__Exercise__. Select the lines of the records containing the word "Custom" and list them.

-- Start The input --

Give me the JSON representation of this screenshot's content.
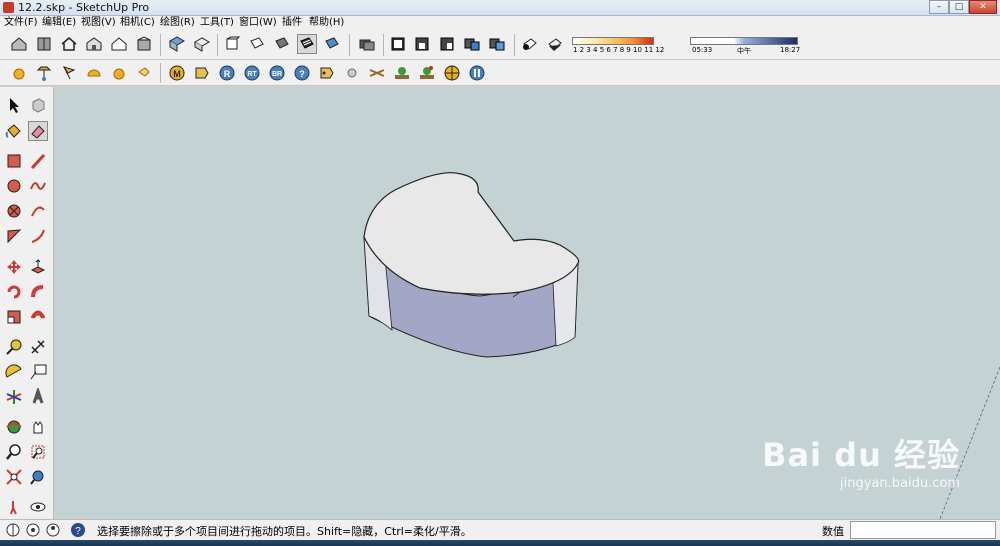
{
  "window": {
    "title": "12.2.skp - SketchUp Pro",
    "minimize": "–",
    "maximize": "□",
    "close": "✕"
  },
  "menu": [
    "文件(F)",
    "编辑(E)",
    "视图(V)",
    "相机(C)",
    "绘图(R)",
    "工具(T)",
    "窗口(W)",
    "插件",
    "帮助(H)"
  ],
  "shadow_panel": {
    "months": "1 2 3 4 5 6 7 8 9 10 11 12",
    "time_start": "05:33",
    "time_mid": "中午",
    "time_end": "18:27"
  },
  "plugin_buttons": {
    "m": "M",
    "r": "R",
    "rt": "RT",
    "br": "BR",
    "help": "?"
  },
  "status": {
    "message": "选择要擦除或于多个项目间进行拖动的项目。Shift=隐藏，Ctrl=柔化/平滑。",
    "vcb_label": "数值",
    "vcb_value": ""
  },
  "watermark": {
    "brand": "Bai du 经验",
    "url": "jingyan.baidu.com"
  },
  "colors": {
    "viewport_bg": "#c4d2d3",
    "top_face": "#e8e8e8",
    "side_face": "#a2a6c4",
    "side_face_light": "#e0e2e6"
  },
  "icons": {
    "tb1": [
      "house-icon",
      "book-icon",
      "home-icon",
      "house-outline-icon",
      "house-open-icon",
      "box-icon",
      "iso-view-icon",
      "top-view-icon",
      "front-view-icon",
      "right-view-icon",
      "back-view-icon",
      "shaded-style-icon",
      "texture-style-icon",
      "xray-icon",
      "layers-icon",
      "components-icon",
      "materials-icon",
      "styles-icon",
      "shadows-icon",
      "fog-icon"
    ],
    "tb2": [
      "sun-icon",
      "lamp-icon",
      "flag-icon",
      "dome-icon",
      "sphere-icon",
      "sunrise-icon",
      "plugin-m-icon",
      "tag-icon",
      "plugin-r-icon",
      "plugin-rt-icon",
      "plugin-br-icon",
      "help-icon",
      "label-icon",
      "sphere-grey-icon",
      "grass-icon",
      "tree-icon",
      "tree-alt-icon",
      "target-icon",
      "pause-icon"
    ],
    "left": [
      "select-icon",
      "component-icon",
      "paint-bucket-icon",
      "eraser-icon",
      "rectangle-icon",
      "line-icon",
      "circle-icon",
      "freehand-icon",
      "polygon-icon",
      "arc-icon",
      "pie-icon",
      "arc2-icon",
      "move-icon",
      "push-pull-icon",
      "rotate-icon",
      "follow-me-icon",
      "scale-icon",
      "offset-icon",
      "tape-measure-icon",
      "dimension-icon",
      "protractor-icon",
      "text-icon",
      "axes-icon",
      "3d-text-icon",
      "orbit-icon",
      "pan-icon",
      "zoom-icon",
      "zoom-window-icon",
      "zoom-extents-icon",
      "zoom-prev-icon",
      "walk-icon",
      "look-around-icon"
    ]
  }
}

-- End The input --
-- Start The input --

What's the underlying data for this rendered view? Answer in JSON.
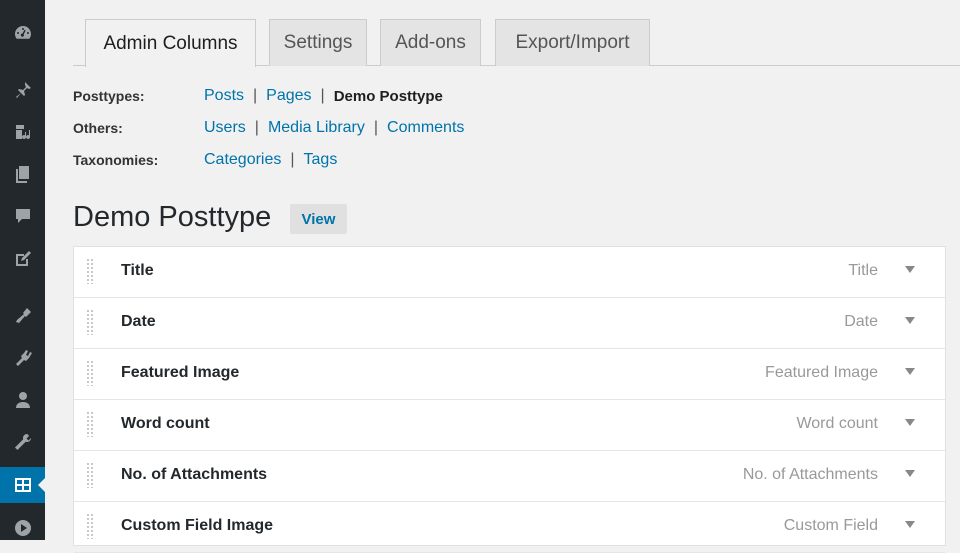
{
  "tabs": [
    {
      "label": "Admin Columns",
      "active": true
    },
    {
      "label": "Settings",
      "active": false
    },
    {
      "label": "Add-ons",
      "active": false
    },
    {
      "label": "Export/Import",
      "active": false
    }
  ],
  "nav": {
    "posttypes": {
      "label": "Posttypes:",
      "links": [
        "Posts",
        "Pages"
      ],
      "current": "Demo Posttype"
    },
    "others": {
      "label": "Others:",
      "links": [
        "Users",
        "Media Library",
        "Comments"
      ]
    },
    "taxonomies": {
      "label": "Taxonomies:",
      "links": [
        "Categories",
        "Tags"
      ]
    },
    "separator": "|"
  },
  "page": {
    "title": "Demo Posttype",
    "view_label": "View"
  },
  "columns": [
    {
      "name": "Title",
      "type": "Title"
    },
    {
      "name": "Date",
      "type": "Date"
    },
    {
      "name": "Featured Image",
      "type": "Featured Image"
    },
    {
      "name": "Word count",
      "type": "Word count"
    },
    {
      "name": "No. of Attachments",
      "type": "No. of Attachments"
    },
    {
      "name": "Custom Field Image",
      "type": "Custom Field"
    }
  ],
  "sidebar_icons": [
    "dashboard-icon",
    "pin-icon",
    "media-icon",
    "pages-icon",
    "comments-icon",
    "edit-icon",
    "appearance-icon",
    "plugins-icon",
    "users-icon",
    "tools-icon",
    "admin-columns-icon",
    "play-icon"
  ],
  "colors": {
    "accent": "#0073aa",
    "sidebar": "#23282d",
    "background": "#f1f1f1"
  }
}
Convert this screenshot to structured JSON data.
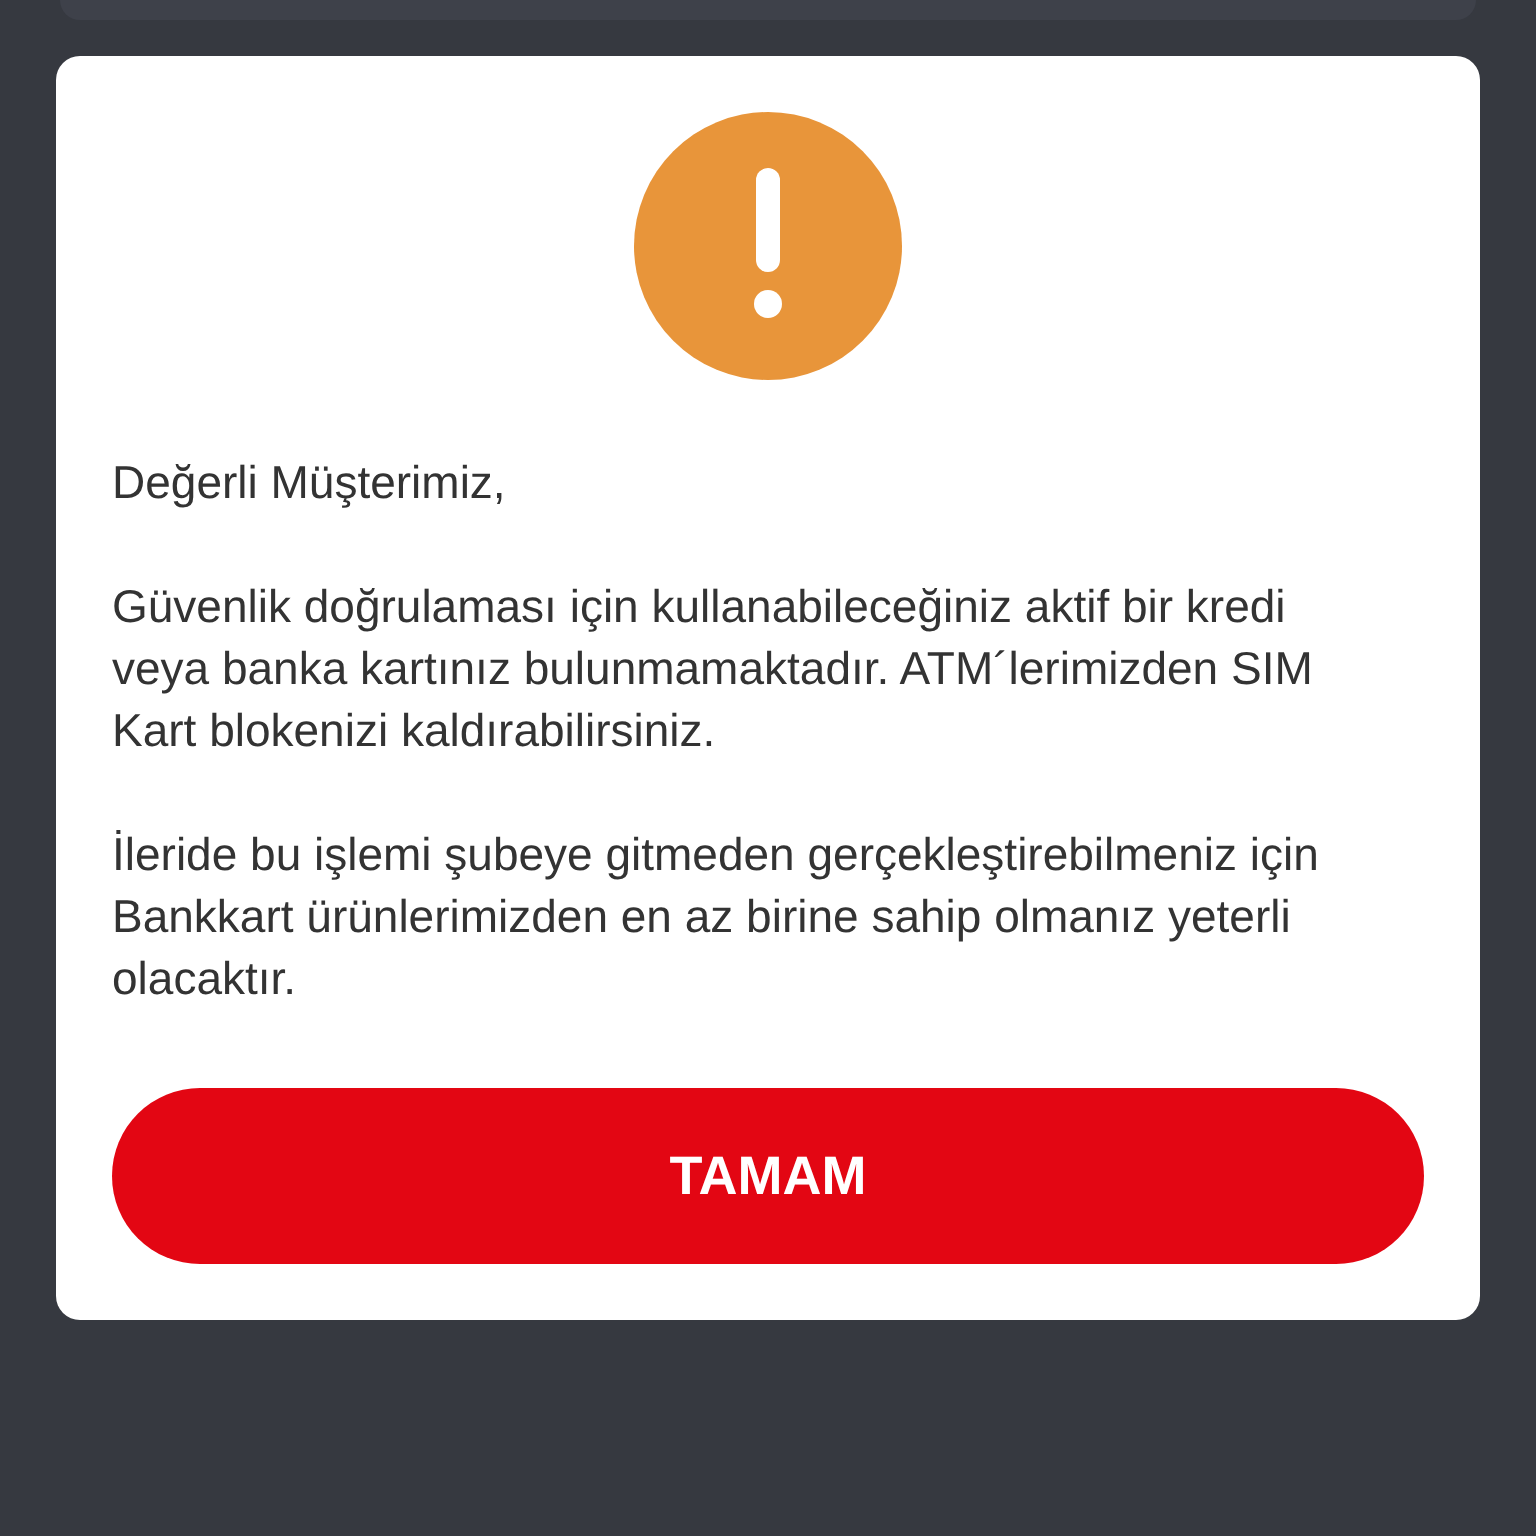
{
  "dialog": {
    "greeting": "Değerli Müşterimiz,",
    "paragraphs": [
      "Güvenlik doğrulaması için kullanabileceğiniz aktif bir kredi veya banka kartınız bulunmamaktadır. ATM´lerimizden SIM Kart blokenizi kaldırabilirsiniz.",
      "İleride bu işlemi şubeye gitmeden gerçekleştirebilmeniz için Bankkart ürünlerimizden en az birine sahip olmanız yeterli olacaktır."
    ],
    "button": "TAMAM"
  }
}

-- End The input --

__Answer to the problem__.
      "name": "Custom Field Image",
      "type": "Custom Field"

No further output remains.